▶ PROBLEM STATEMENT
What follows is a set of records, each of which is to be written out exactly.

BEGIN

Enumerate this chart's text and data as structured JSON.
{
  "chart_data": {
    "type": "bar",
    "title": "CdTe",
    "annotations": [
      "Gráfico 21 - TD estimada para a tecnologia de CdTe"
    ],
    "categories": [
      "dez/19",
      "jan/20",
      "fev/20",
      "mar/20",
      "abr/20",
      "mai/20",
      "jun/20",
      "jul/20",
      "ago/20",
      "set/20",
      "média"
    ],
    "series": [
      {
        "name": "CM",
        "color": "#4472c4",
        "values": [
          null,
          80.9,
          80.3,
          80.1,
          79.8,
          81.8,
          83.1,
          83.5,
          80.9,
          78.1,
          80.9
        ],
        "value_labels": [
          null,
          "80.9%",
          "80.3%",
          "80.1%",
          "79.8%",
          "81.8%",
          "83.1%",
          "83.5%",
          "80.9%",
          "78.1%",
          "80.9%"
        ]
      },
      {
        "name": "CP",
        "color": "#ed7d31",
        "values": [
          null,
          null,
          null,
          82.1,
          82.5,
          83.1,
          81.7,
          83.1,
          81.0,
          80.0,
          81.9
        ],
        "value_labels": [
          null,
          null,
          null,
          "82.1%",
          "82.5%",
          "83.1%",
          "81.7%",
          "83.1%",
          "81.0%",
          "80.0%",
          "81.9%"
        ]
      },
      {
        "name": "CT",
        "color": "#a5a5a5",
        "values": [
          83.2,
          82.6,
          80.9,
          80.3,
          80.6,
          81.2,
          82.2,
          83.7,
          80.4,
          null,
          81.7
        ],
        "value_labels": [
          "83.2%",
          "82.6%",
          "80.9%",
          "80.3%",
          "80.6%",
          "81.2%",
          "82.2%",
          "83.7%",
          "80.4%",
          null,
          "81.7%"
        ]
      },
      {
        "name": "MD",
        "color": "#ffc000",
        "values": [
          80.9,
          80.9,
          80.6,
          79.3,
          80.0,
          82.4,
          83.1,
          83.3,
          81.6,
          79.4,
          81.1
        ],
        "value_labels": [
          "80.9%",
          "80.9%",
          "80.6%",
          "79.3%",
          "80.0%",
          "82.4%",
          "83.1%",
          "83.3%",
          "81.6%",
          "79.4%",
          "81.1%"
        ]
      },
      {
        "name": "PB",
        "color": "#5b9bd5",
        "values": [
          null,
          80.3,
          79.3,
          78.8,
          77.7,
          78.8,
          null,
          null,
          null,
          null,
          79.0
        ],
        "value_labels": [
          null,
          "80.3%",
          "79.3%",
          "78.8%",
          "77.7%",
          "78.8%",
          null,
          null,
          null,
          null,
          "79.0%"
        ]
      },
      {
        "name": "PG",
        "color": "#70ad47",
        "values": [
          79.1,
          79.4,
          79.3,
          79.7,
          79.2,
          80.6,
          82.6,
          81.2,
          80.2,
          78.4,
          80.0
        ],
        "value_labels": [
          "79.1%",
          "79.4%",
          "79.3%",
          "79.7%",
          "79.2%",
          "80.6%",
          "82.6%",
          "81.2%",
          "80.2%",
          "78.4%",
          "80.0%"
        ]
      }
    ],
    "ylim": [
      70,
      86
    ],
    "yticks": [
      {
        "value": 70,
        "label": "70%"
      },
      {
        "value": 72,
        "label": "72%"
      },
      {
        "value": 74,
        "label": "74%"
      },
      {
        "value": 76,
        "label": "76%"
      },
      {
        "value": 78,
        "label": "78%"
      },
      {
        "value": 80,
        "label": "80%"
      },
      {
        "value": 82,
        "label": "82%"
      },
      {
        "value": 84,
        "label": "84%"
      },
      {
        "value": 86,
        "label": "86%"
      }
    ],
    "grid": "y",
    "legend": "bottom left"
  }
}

END

▶ WRITTEN ANSWER
Enumerate this chart's text and data as structured JSON.
{
  "chart_data": {
    "type": "bar",
    "title": "CdTe",
    "annotations": [
      "Gráfico 21 - TD estimada para a tecnologia de CdTe"
    ],
    "categories": [
      "dez/19",
      "jan/20",
      "fev/20",
      "mar/20",
      "abr/20",
      "mai/20",
      "jun/20",
      "jul/20",
      "ago/20",
      "set/20",
      "média"
    ],
    "series": [
      {
        "name": "CM",
        "color": "#4472c4",
        "values": [
          null,
          80.9,
          80.3,
          80.1,
          79.8,
          81.8,
          83.1,
          83.5,
          80.9,
          78.1,
          80.9
        ],
        "value_labels": [
          null,
          "80.9%",
          "80.3%",
          "80.1%",
          "79.8%",
          "81.8%",
          "83.1%",
          "83.5%",
          "80.9%",
          "78.1%",
          "80.9%"
        ]
      },
      {
        "name": "CP",
        "color": "#ed7d31",
        "values": [
          null,
          null,
          null,
          82.1,
          82.5,
          83.1,
          81.7,
          83.1,
          81.0,
          80.0,
          81.9
        ],
        "value_labels": [
          null,
          null,
          null,
          "82.1%",
          "82.5%",
          "83.1%",
          "81.7%",
          "83.1%",
          "81.0%",
          "80.0%",
          "81.9%"
        ]
      },
      {
        "name": "CT",
        "color": "#a5a5a5",
        "values": [
          83.2,
          82.6,
          80.9,
          80.3,
          80.6,
          81.2,
          82.2,
          83.7,
          80.4,
          null,
          81.7
        ],
        "value_labels": [
          "83.2%",
          "82.6%",
          "80.9%",
          "80.3%",
          "80.6%",
          "81.2%",
          "82.2%",
          "83.7%",
          "80.4%",
          null,
          "81.7%"
        ]
      },
      {
        "name": "MD",
        "color": "#ffc000",
        "values": [
          80.9,
          80.9,
          80.6,
          79.3,
          80.0,
          82.4,
          83.1,
          83.3,
          81.6,
          79.4,
          81.1
        ],
        "value_labels": [
          "80.9%",
          "80.9%",
          "80.6%",
          "79.3%",
          "80.0%",
          "82.4%",
          "83.1%",
          "83.3%",
          "81.6%",
          "79.4%",
          "81.1%"
        ]
      },
      {
        "name": "PB",
        "color": "#5b9bd5",
        "values": [
          null,
          80.3,
          79.3,
          78.8,
          77.7,
          78.8,
          null,
          null,
          null,
          null,
          79.0
        ],
        "value_labels": [
          null,
          "80.3%",
          "79.3%",
          "78.8%",
          "77.7%",
          "78.8%",
          null,
          null,
          null,
          null,
          "79.0%"
        ]
      },
      {
        "name": "PG",
        "color": "#70ad47",
        "values": [
          79.1,
          79.4,
          79.3,
          79.7,
          79.2,
          80.6,
          82.6,
          81.2,
          80.2,
          78.4,
          80.0
        ],
        "value_labels": [
          "79.1%",
          "79.4%",
          "79.3%",
          "79.7%",
          "79.2%",
          "80.6%",
          "82.6%",
          "81.2%",
          "80.2%",
          "78.4%",
          "80.0%"
        ]
      }
    ],
    "ylim": [
      70,
      86
    ],
    "yticks": [
      {
        "value": 70,
        "label": "70%"
      },
      {
        "value": 72,
        "label": "72%"
      },
      {
        "value": 74,
        "label": "74%"
      },
      {
        "value": 76,
        "label": "76%"
      },
      {
        "value": 78,
        "label": "78%"
      },
      {
        "value": 80,
        "label": "80%"
      },
      {
        "value": 82,
        "label": "82%"
      },
      {
        "value": 84,
        "label": "84%"
      },
      {
        "value": 86,
        "label": "86%"
      }
    ],
    "grid": "y",
    "legend": "bottom left"
  }
}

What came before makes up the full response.